* **STATED TASK**:
Show each line from the listing that includes the word "malade".

* **DATA LISTING**:
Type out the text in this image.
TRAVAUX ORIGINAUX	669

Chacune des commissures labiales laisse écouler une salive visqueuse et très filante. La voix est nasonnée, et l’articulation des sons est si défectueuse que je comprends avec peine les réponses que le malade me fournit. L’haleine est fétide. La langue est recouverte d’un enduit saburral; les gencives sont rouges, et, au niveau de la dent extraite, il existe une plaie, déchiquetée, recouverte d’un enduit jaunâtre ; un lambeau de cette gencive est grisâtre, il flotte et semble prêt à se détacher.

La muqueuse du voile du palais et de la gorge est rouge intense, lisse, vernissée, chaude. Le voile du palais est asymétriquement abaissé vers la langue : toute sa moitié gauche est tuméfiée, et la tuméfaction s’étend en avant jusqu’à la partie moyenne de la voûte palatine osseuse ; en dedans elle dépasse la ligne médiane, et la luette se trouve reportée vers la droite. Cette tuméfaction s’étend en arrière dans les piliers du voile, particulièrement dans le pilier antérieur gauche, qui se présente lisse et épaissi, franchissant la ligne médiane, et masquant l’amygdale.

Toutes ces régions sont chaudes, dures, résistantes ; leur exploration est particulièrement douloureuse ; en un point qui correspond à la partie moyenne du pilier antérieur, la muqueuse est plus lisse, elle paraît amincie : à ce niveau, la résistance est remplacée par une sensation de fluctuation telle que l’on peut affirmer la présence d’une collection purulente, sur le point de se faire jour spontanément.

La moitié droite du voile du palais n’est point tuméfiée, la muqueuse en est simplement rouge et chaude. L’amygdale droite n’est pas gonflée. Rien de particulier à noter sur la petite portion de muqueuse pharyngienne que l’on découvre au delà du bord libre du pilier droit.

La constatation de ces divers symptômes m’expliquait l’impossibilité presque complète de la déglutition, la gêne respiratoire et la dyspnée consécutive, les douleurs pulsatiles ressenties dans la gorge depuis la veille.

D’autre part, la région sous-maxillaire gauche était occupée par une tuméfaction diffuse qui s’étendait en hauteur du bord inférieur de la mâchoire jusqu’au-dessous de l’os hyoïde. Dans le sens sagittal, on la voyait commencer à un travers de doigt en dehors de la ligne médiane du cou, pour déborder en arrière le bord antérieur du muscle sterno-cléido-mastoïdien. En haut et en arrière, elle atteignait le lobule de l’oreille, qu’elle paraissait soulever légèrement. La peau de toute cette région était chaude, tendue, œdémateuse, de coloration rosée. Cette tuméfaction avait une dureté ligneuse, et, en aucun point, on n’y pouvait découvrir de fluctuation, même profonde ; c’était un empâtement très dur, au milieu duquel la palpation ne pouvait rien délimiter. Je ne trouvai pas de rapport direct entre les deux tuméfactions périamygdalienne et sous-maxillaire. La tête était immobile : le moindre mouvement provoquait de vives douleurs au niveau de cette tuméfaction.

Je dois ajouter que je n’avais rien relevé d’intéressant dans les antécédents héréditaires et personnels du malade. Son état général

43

* **THE SOLUTION**:
Chacune des commissures labiales laisse écouler une salive visqueuse et très filante. La voix est nasonnée, et l’articulation des sons est si défectueuse que je comprends avec peine les réponses que le malade me fournit. L’haleine est fétide. La langue est recouverte d’un enduit saburral; les gencives sont rouges, et, au niveau de la dent extraite, il existe une plaie, déchiquetée, recouverte d’un enduit jaunâtre ; un lambeau de cette gencive est grisâtre, il flotte et semble prêt à se détacher.
Je dois ajouter que je n’avais rien relevé d’intéressant dans les antécédents héréditaires et personnels du malade. Son état général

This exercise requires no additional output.